## WHAT IS ASKED
What is the count of lines that hold the word "gustatory"? Give only the number.

--- START EXTRACTED ENTRIES ---

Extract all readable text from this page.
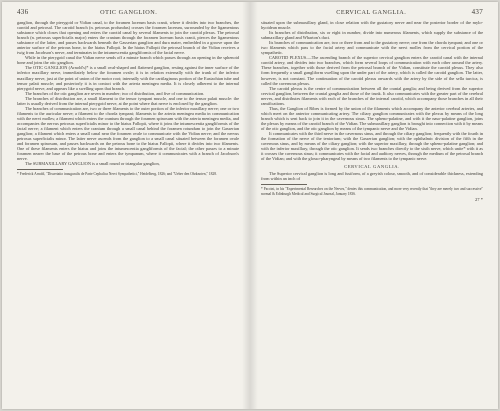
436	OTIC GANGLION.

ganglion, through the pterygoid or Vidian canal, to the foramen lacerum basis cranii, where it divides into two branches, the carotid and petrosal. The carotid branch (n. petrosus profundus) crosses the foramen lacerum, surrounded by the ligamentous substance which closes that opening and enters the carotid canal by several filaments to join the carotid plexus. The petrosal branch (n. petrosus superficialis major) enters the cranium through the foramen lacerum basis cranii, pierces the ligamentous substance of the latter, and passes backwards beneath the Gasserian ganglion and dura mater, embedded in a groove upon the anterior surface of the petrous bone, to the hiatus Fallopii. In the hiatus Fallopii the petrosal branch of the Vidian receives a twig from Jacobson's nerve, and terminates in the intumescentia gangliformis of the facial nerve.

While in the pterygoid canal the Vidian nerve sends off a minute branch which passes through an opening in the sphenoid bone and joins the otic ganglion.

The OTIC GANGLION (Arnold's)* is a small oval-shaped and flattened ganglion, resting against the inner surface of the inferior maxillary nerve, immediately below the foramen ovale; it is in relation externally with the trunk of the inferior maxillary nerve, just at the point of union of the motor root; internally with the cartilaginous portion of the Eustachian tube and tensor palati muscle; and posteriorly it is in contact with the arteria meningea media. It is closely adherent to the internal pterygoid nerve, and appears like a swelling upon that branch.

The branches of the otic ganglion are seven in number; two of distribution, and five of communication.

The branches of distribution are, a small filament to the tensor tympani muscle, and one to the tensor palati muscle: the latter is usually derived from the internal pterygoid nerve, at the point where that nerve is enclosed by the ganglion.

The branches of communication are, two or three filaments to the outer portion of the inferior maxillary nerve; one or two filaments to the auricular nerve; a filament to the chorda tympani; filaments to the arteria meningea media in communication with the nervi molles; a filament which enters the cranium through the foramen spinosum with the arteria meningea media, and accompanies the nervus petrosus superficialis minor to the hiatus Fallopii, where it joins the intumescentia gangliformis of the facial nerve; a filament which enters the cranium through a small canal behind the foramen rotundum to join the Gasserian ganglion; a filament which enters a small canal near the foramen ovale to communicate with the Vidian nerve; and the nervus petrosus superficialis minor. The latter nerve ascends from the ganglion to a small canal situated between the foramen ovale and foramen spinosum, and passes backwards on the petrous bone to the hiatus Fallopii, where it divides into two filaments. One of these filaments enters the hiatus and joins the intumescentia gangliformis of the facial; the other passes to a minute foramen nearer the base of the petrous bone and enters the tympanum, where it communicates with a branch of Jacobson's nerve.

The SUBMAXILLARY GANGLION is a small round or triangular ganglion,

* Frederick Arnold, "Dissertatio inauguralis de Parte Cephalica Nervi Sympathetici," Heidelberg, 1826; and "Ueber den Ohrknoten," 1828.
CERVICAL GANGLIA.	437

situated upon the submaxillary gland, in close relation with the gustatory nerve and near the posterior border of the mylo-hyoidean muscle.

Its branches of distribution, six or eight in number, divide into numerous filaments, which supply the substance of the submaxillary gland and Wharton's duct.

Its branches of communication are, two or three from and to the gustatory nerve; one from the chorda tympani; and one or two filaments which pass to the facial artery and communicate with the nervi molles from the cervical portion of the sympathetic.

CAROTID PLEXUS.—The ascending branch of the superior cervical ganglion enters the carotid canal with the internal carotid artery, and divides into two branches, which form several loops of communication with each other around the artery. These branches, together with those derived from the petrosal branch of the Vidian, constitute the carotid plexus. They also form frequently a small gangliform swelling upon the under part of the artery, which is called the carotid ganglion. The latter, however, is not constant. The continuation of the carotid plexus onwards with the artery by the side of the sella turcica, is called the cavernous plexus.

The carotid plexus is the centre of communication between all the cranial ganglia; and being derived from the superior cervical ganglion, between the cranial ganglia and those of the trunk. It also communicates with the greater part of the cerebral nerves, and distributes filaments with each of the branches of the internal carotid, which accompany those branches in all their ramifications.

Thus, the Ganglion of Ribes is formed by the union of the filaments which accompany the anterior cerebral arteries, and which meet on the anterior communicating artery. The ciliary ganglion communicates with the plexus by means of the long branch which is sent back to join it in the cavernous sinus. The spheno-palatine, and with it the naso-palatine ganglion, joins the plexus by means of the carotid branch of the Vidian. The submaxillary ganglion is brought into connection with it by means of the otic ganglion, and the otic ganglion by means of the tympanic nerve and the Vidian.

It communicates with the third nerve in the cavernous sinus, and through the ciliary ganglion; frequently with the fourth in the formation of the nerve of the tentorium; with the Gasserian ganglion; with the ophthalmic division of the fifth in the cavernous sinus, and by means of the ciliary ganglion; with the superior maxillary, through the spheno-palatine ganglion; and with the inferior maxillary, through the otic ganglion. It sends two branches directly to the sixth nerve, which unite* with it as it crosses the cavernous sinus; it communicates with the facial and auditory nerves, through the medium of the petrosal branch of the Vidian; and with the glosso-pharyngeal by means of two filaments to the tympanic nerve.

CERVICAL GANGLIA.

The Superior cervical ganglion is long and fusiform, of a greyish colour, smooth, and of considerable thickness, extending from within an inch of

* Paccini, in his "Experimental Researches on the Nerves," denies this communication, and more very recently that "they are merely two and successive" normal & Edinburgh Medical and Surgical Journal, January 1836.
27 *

--- END EXTRACTED ENTRIES ---
--- START EXTRACTED ENTRIES ---

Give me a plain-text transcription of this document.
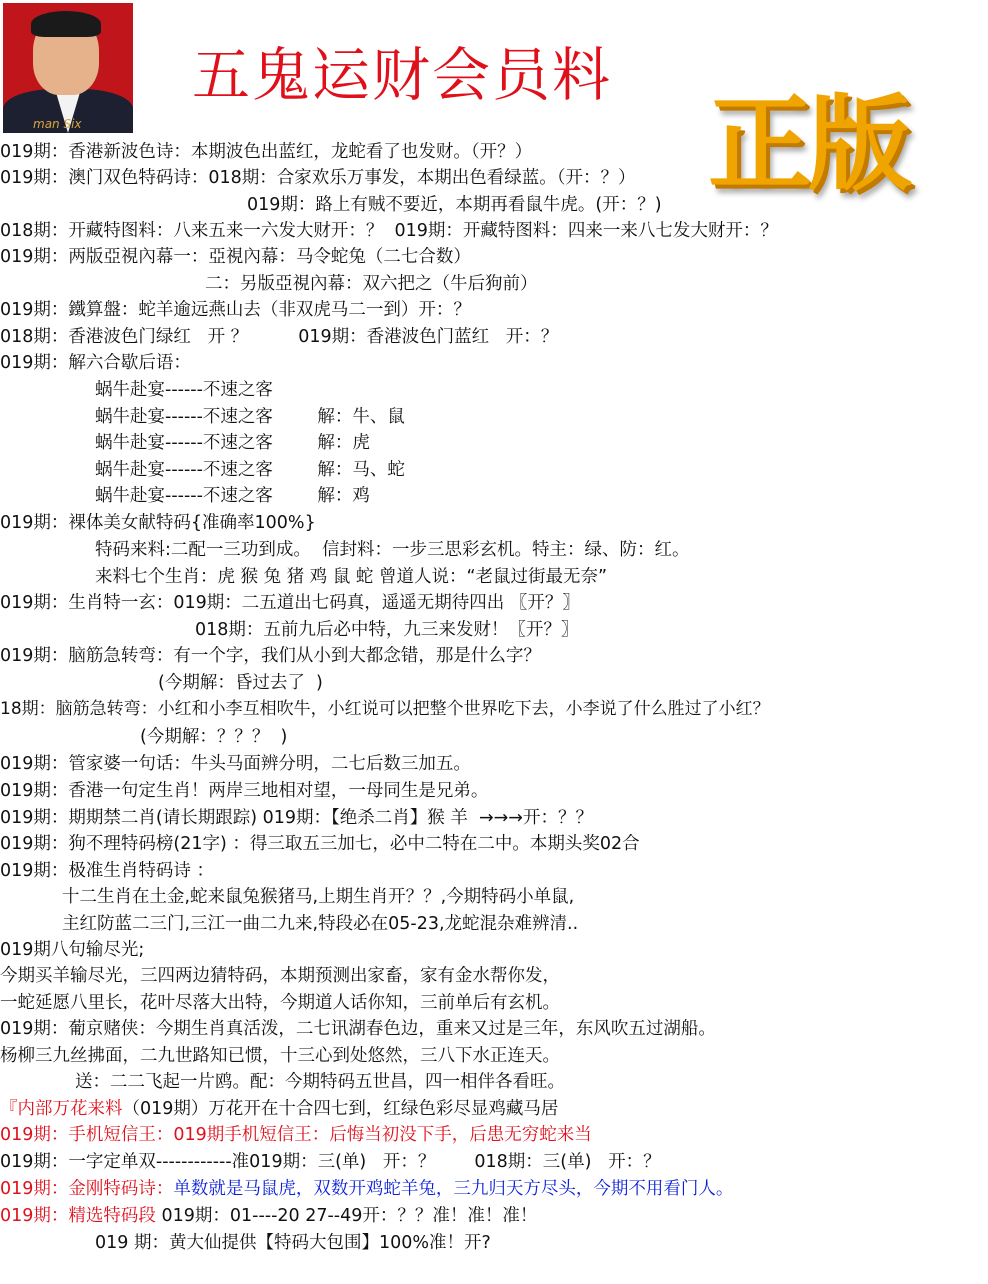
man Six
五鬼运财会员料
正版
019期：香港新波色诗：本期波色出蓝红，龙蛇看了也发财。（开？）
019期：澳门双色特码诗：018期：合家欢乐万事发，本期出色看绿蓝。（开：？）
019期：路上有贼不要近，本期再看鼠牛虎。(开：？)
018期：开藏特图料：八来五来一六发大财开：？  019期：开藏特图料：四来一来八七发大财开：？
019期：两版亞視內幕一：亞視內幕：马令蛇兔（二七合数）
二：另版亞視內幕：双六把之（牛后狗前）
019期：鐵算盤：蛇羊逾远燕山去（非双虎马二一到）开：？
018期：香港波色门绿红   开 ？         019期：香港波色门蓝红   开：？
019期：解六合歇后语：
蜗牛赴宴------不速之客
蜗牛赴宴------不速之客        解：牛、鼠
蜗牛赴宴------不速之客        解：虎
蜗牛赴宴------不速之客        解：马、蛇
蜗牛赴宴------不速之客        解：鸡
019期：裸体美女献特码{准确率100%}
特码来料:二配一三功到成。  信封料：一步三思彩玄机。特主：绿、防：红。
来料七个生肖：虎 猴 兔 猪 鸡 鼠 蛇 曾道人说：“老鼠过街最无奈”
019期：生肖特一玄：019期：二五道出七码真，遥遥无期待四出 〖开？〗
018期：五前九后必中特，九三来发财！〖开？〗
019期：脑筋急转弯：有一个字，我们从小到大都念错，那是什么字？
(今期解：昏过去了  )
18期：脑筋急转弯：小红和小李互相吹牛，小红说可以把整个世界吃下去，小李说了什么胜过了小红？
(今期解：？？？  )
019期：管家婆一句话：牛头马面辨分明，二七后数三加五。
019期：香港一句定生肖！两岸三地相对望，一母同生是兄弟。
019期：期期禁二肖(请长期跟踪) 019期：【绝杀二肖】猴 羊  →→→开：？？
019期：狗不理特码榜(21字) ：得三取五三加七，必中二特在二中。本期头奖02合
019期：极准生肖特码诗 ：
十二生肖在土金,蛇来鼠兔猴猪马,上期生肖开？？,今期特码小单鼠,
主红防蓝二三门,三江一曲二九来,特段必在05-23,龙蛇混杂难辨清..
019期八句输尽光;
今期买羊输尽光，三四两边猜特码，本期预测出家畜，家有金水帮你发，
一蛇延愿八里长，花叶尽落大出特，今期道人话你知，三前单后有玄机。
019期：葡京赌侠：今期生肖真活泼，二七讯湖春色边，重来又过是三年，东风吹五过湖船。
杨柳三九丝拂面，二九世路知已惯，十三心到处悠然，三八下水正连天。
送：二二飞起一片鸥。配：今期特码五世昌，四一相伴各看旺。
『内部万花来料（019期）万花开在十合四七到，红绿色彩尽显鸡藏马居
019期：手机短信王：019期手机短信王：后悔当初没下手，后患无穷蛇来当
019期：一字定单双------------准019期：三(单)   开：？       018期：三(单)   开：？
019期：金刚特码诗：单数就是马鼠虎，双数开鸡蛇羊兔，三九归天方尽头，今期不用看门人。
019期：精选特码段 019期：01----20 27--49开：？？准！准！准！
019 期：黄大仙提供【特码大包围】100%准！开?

--- END EXTRACTED ENTRIES ---

## CORRECT RESPONSE
2